* [Work order]
In the acknowledgments passage, which department is thanked for providing resources and support?

* [Supplied passage]
# # # # # # #

First and foremost, we are grateful to the Department of Operational Research at the University of Delhi for providing us with the resources and support. I would also like to thank our research fellows at the Institution for their feedback and support throughout the research process. Their contributions have been invaluable in helping us to understand the topic and draw meaningful conclusions
Secondly, we would also like to show our gratitude to the editorial board members of the journal, and we also thank the reviewers who will be providing their so insights.

# # # # # # #

* [Data section]
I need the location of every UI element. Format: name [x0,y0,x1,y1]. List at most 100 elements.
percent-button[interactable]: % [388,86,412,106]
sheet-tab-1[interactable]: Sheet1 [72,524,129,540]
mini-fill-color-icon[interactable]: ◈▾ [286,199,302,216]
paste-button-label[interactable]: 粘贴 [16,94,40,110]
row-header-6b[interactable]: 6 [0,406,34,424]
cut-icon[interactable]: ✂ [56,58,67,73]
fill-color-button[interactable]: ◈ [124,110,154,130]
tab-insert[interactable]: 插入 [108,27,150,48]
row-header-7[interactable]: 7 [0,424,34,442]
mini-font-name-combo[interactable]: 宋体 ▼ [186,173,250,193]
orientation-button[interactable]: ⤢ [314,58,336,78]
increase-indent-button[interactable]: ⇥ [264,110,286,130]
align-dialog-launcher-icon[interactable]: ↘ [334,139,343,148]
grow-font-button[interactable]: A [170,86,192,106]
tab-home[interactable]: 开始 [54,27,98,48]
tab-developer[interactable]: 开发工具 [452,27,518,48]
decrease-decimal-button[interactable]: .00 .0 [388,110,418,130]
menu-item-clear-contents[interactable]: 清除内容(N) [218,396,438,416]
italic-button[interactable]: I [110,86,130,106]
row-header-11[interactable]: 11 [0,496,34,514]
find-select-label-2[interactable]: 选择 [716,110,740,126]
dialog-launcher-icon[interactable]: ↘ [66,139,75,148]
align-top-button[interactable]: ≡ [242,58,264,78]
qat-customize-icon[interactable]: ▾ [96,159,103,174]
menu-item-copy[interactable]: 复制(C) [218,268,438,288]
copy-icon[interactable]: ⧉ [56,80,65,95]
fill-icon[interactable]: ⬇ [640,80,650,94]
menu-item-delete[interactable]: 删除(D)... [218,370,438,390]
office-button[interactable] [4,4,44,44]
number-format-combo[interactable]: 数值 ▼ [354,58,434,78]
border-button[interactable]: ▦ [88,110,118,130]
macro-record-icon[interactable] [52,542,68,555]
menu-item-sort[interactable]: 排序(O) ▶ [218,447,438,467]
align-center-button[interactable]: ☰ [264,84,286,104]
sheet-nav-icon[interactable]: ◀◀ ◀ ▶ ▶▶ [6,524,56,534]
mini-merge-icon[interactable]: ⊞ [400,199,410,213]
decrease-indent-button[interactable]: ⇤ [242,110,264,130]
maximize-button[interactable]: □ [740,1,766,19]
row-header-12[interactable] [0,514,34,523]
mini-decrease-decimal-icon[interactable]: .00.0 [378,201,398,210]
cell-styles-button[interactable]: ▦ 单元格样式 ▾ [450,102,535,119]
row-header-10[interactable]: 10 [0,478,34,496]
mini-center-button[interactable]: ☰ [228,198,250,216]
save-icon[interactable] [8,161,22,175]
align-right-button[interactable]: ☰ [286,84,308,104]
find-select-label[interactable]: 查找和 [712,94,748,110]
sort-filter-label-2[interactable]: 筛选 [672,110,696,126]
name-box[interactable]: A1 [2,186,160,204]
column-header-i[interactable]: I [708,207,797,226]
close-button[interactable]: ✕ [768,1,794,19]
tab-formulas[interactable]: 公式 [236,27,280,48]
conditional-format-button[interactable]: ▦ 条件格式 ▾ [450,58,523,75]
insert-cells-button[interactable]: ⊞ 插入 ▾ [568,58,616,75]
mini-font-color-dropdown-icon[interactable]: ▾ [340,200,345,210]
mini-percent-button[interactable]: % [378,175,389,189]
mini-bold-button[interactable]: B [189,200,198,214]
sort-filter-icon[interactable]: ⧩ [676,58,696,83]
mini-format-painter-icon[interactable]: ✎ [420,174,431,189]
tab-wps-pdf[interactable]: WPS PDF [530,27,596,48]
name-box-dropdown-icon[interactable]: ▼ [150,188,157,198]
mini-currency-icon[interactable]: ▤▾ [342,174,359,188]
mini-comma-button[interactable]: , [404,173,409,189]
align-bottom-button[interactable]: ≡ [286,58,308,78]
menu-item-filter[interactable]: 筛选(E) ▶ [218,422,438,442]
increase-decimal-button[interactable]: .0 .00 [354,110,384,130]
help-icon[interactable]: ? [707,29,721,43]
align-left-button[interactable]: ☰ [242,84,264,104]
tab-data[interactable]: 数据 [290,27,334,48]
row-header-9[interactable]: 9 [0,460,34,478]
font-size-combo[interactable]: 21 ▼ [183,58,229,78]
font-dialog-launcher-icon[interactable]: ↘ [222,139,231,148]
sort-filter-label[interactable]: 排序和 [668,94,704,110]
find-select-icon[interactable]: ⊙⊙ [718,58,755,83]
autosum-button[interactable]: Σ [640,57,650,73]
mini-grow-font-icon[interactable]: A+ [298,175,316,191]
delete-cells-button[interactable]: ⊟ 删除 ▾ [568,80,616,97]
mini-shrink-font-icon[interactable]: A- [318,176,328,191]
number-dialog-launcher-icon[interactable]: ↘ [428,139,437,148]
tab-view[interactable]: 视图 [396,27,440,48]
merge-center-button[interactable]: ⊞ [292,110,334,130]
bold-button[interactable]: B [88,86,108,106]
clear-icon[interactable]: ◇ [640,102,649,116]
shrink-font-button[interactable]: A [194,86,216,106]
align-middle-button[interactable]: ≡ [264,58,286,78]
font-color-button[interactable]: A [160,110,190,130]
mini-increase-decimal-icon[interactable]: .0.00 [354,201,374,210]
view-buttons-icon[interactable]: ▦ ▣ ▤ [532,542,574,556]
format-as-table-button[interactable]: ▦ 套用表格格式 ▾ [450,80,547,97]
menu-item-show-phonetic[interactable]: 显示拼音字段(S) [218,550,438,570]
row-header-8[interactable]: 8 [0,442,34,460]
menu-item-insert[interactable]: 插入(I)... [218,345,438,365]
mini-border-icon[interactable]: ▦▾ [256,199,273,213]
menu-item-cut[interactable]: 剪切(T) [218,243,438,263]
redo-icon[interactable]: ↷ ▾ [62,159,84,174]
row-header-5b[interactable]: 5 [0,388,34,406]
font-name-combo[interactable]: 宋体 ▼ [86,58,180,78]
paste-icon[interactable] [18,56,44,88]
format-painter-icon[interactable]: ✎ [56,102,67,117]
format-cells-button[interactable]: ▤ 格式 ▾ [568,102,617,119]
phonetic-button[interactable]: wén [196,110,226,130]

# # # # # # #

* [Task result]
The Department of Operational Research at the University of Delhi.